- EXERCISE BRIEF
Each line of the material must be returned exactly.

==== EXCERPTED RECORDS

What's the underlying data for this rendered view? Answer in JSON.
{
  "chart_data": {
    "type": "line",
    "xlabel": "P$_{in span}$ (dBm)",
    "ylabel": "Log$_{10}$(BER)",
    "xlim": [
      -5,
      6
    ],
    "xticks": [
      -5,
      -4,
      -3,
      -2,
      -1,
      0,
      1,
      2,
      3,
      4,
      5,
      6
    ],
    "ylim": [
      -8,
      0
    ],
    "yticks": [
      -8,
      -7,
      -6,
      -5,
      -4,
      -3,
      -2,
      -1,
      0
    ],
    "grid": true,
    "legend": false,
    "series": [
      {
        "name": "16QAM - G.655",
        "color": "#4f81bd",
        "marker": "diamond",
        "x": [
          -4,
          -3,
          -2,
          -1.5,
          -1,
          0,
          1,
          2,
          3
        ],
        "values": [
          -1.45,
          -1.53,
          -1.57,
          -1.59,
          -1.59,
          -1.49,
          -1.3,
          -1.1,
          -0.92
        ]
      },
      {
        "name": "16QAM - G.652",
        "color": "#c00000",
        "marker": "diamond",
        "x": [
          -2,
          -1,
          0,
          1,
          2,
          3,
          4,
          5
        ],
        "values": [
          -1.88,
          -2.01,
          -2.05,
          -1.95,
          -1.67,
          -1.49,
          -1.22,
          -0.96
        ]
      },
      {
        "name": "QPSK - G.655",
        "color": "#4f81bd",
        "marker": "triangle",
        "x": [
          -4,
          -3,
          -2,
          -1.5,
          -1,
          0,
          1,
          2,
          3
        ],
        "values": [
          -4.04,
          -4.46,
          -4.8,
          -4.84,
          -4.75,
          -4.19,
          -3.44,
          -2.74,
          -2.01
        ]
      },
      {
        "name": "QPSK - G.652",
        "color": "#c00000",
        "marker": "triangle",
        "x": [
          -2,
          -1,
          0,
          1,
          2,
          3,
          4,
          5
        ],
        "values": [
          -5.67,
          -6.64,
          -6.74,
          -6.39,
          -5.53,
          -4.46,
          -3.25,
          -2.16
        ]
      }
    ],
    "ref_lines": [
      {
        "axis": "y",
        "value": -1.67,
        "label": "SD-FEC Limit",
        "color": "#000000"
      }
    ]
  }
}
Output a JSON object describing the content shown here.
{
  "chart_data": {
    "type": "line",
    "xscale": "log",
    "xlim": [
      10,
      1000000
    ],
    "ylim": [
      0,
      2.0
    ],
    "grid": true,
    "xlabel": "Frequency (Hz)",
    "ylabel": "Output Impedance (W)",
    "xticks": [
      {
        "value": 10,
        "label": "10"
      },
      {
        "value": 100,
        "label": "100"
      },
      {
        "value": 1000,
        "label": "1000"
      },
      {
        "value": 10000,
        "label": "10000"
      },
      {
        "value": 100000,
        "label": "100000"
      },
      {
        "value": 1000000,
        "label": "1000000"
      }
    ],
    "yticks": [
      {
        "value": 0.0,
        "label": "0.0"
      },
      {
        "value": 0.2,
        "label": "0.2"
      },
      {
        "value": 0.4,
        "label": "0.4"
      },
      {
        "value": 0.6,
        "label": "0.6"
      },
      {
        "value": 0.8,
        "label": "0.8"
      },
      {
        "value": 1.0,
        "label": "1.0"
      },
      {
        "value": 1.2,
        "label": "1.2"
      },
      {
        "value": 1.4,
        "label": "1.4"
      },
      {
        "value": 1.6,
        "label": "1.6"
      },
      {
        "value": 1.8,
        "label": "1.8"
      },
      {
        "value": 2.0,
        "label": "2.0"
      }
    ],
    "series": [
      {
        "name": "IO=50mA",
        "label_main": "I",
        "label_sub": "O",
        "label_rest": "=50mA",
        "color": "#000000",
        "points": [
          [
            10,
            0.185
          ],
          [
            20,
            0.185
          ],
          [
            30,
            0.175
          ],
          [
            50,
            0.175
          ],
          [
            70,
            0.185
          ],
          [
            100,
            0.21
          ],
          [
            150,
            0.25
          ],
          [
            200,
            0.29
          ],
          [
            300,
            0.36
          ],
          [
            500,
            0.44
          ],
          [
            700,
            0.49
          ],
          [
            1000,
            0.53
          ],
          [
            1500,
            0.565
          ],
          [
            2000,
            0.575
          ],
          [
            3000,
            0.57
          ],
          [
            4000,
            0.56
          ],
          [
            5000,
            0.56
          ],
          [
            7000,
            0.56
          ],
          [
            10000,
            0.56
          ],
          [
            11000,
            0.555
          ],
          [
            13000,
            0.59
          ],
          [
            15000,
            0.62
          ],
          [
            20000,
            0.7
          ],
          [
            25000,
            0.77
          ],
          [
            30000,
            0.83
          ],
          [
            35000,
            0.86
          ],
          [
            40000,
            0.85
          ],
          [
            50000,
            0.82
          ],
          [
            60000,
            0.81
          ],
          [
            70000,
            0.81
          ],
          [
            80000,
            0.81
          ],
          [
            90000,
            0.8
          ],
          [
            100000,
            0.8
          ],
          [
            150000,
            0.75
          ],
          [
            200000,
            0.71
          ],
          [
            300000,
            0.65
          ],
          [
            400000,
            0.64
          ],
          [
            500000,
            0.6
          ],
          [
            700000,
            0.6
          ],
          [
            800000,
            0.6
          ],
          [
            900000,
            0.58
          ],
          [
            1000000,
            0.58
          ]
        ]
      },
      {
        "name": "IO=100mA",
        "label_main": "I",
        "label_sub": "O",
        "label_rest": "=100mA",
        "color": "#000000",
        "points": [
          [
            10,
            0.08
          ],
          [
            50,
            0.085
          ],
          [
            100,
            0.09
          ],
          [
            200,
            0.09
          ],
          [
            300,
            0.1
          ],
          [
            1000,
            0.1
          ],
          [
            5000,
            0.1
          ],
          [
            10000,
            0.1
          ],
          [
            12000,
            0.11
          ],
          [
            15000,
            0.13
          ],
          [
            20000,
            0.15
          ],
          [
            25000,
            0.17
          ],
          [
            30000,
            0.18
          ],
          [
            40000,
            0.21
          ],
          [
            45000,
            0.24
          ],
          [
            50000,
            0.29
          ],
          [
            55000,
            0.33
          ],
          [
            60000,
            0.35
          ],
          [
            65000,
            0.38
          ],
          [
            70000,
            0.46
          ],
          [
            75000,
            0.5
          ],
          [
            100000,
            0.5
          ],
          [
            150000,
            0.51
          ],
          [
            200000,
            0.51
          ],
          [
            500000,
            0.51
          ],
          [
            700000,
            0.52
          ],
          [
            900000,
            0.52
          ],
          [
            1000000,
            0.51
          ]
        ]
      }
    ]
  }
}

========

- REPLY TO THE TASK
What's the underlying data for this rendered view? Answer in JSON.
{
  "chart_data": {
    "type": "line",
    "xlabel": "P$_{in span}$ (dBm)",
    "ylabel": "Log$_{10}$(BER)",
    "xlim": [
      -5,
      6
    ],
    "xticks": [
      -5,
      -4,
      -3,
      -2,
      -1,
      0,
      1,
      2,
      3,
      4,
      5,
      6
    ],
    "ylim": [
      -8,
      0
    ],
    "yticks": [
      -8,
      -7,
      -6,
      -5,
      -4,
      -3,
      -2,
      -1,
      0
    ],
    "grid": true,
    "legend": false,
    "series": [
      {
        "name": "16QAM - G.655",
        "color": "#4f81bd",
        "marker": "diamond",
        "x": [
          -4,
          -3,
          -2,
          -1.5,
          -1,
          0,
          1,
          2,
          3
        ],
        "values": [
          -1.45,
          -1.53,
          -1.57,
          -1.59,
          -1.59,
          -1.49,
          -1.3,
          -1.1,
          -0.92
        ]
      },
      {
        "name": "16QAM - G.652",
        "color": "#c00000",
        "marker": "diamond",
        "x": [
          -2,
          -1,
          0,
          1,
          2,
          3,
          4,
          5
        ],
        "values": [
          -1.88,
          -2.01,
          -2.05,
          -1.95,
          -1.67,
          -1.49,
          -1.22,
          -0.96
        ]
      },
      {
        "name": "QPSK - G.655",
        "color": "#4f81bd",
        "marker": "triangle",
        "x": [
          -4,
          -3,
          -2,
          -1.5,
          -1,
          0,
          1,
          2,
          3
        ],
        "values": [
          -4.04,
          -4.46,
          -4.8,
          -4.84,
          -4.75,
          -4.19,
          -3.44,
          -2.74,
          -2.01
        ]
      },
      {
        "name": "QPSK - G.652",
        "color": "#c00000",
        "marker": "triangle",
        "x": [
          -2,
          -1,
          0,
          1,
          2,
          3,
          4,
          5
        ],
        "values": [
          -5.67,
          -6.64,
          -6.74,
          -6.39,
          -5.53,
          -4.46,
          -3.25,
          -2.16
        ]
      }
    ],
    "ref_lines": [
      {
        "axis": "y",
        "value": -1.67,
        "label": "SD-FEC Limit",
        "color": "#000000"
      }
    ]
  }
}
Output a JSON object describing the content shown here.
{
  "chart_data": {
    "type": "line",
    "xscale": "log",
    "xlim": [
      10,
      1000000
    ],
    "ylim": [
      0,
      2.0
    ],
    "grid": true,
    "xlabel": "Frequency (Hz)",
    "ylabel": "Output Impedance (W)",
    "xticks": [
      {
        "value": 10,
        "label": "10"
      },
      {
        "value": 100,
        "label": "100"
      },
      {
        "value": 1000,
        "label": "1000"
      },
      {
        "value": 10000,
        "label": "10000"
      },
      {
        "value": 100000,
        "label": "100000"
      },
      {
        "value": 1000000,
        "label": "1000000"
      }
    ],
    "yticks": [
      {
        "value": 0.0,
        "label": "0.0"
      },
      {
        "value": 0.2,
        "label": "0.2"
      },
      {
        "value": 0.4,
        "label": "0.4"
      },
      {
        "value": 0.6,
        "label": "0.6"
      },
      {
        "value": 0.8,
        "label": "0.8"
      },
      {
        "value": 1.0,
        "label": "1.0"
      },
      {
        "value": 1.2,
        "label": "1.2"
      },
      {
        "value": 1.4,
        "label": "1.4"
      },
      {
        "value": 1.6,
        "label": "1.6"
      },
      {
        "value": 1.8,
        "label": "1.8"
      },
      {
        "value": 2.0,
        "label": "2.0"
      }
    ],
    "series": [
      {
        "name": "IO=50mA",
        "label_main": "I",
        "label_sub": "O",
        "label_rest": "=50mA",
        "color": "#000000",
        "points": [
          [
            10,
            0.185
          ],
          [
            20,
            0.185
          ],
          [
            30,
            0.175
          ],
          [
            50,
            0.175
          ],
          [
            70,
            0.185
          ],
          [
            100,
            0.21
          ],
          [
            150,
            0.25
          ],
          [
            200,
            0.29
          ],
          [
            300,
            0.36
          ],
          [
            500,
            0.44
          ],
          [
            700,
            0.49
          ],
          [
            1000,
            0.53
          ],
          [
            1500,
            0.565
          ],
          [
            2000,
            0.575
          ],
          [
            3000,
            0.57
          ],
          [
            4000,
            0.56
          ],
          [
            5000,
            0.56
          ],
          [
            7000,
            0.56
          ],
          [
            10000,
            0.56
          ],
          [
            11000,
            0.555
          ],
          [
            13000,
            0.59
          ],
          [
            15000,
            0.62
          ],
          [
            20000,
            0.7
          ],
          [
            25000,
            0.77
          ],
          [
            30000,
            0.83
          ],
          [
            35000,
            0.86
          ],
          [
            40000,
            0.85
          ],
          [
            50000,
            0.82
          ],
          [
            60000,
            0.81
          ],
          [
            70000,
            0.81
          ],
          [
            80000,
            0.81
          ],
          [
            90000,
            0.8
          ],
          [
            100000,
            0.8
          ],
          [
            150000,
            0.75
          ],
          [
            200000,
            0.71
          ],
          [
            300000,
            0.65
          ],
          [
            400000,
            0.64
          ],
          [
            500000,
            0.6
          ],
          [
            700000,
            0.6
          ],
          [
            800000,
            0.6
          ],
          [
            900000,
            0.58
          ],
          [
            1000000,
            0.58
          ]
        ]
      },
      {
        "name": "IO=100mA",
        "label_main": "I",
        "label_sub": "O",
        "label_rest": "=100mA",
        "color": "#000000",
        "points": [
          [
            10,
            0.08
          ],
          [
            50,
            0.085
          ],
          [
            100,
            0.09
          ],
          [
            200,
            0.09
          ],
          [
            300,
            0.1
          ],
          [
            1000,
            0.1
          ],
          [
            5000,
            0.1
          ],
          [
            10000,
            0.1
          ],
          [
            12000,
            0.11
          ],
          [
            15000,
            0.13
          ],
          [
            20000,
            0.15
          ],
          [
            25000,
            0.17
          ],
          [
            30000,
            0.18
          ],
          [
            40000,
            0.21
          ],
          [
            45000,
            0.24
          ],
          [
            50000,
            0.29
          ],
          [
            55000,
            0.33
          ],
          [
            60000,
            0.35
          ],
          [
            65000,
            0.38
          ],
          [
            70000,
            0.46
          ],
          [
            75000,
            0.5
          ],
          [
            100000,
            0.5
          ],
          [
            150000,
            0.51
          ],
          [
            200000,
            0.51
          ],
          [
            500000,
            0.51
          ],
          [
            700000,
            0.52
          ],
          [
            900000,
            0.52
          ],
          [
            1000000,
            0.51
          ]
        ]
      }
    ]
  }
}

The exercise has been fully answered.